> Directions for this task: Extract every line where the string "name" appears.
** start of Extracted information **
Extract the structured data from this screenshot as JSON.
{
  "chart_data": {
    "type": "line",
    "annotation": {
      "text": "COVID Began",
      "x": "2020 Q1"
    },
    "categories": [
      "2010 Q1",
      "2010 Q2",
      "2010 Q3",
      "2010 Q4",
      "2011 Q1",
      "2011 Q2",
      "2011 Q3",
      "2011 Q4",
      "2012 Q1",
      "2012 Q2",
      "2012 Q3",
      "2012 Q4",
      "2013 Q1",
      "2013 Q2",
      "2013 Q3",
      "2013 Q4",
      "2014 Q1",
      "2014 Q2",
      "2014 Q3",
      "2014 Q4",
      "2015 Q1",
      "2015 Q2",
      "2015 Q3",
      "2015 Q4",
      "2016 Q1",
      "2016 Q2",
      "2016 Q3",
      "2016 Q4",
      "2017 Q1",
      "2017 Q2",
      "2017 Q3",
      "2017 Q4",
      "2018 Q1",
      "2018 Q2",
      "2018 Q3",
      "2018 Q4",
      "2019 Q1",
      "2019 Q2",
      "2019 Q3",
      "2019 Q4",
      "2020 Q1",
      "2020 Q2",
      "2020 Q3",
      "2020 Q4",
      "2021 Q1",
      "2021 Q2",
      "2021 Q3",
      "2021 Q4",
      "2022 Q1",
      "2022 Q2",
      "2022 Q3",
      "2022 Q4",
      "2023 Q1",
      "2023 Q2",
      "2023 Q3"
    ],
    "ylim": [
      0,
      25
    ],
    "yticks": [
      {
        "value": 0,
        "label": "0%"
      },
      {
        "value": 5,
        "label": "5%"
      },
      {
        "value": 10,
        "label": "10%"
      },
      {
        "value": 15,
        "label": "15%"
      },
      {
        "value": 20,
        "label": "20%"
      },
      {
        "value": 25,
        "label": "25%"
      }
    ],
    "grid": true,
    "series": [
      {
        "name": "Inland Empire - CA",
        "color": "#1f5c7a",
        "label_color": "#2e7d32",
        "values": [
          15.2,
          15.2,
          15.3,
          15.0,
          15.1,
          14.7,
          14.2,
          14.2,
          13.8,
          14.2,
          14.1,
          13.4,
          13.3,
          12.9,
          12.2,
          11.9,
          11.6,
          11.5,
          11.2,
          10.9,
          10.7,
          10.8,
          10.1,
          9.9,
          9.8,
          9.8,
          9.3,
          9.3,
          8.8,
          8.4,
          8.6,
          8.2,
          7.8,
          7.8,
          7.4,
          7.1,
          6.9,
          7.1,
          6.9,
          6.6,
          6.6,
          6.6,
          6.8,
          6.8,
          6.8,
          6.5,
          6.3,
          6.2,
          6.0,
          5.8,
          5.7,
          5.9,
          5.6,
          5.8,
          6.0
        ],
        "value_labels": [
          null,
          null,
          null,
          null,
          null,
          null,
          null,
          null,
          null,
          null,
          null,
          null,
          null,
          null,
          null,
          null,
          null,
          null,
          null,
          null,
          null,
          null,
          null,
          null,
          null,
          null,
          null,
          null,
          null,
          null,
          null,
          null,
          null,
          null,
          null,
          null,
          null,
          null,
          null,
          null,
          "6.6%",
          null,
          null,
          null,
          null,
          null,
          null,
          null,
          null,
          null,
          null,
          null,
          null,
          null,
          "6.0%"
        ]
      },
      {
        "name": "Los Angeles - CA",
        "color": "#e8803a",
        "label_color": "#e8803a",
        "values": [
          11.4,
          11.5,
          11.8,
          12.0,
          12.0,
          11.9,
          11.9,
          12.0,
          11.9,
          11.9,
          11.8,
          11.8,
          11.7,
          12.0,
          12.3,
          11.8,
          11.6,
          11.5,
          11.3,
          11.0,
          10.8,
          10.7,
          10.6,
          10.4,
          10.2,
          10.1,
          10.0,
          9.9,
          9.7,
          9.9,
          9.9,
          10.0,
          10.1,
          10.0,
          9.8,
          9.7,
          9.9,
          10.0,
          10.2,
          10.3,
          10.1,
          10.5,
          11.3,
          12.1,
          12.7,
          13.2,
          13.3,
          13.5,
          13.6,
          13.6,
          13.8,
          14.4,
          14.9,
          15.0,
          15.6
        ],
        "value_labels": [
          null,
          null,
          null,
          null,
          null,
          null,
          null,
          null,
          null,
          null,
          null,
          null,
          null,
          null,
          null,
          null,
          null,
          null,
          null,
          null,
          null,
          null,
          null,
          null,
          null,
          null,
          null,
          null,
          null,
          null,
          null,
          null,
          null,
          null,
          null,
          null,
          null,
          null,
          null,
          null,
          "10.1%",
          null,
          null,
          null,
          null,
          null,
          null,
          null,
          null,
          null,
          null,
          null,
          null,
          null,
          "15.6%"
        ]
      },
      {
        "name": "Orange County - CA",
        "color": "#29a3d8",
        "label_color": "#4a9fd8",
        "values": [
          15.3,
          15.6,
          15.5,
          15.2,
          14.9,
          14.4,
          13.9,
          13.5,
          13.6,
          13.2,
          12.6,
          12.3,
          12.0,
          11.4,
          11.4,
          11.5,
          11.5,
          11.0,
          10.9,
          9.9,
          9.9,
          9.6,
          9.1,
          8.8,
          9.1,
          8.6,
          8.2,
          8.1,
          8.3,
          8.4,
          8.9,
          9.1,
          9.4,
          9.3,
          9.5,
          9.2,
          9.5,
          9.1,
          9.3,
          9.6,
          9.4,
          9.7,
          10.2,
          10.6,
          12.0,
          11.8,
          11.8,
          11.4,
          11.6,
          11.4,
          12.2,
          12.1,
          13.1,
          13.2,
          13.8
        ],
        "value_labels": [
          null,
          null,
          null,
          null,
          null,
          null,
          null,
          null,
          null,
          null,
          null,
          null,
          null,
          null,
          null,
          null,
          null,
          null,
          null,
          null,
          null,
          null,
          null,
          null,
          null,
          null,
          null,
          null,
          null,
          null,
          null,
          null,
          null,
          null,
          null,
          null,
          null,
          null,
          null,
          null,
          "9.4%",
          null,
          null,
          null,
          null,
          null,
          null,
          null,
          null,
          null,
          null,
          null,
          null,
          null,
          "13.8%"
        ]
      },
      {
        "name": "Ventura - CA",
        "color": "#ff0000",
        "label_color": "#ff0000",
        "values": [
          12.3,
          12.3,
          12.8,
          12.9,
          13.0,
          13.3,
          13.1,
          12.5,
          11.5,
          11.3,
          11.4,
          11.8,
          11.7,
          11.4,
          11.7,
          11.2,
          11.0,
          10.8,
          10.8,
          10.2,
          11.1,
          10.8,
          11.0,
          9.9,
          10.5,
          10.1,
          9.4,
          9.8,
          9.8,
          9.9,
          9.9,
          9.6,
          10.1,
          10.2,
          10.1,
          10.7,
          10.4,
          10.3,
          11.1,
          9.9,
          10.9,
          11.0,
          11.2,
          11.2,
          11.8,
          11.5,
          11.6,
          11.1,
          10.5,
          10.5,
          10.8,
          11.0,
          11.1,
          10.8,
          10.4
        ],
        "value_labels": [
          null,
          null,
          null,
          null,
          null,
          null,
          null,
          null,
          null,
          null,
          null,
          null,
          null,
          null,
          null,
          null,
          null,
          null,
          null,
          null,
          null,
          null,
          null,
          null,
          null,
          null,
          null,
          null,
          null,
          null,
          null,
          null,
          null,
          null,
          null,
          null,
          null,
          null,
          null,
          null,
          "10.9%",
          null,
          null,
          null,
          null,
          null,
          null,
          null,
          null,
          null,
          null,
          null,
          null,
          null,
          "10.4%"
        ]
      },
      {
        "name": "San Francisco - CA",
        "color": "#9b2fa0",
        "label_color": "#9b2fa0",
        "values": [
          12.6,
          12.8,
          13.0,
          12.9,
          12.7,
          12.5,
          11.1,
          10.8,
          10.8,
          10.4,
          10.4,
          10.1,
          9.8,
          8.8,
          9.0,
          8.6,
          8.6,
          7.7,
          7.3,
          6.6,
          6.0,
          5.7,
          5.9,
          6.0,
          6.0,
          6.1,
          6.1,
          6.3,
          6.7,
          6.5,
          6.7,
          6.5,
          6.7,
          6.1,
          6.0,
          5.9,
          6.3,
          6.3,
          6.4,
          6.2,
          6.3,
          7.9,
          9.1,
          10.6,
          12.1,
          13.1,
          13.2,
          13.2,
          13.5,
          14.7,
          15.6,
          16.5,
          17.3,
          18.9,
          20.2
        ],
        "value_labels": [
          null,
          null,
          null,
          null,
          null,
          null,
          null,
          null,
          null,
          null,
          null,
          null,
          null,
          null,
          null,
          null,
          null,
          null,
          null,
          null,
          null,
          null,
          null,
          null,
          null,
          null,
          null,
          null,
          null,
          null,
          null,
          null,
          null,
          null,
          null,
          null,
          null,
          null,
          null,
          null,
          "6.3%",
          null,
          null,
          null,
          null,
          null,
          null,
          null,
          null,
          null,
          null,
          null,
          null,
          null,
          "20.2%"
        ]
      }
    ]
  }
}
** end of Extracted information **
> Complete output:
        "name": "Inland Empire - CA",
        "name": "Los Angeles - CA",
        "name": "Orange County - CA",
        "name": "Ventura - CA",
        "name": "San Francisco - CA",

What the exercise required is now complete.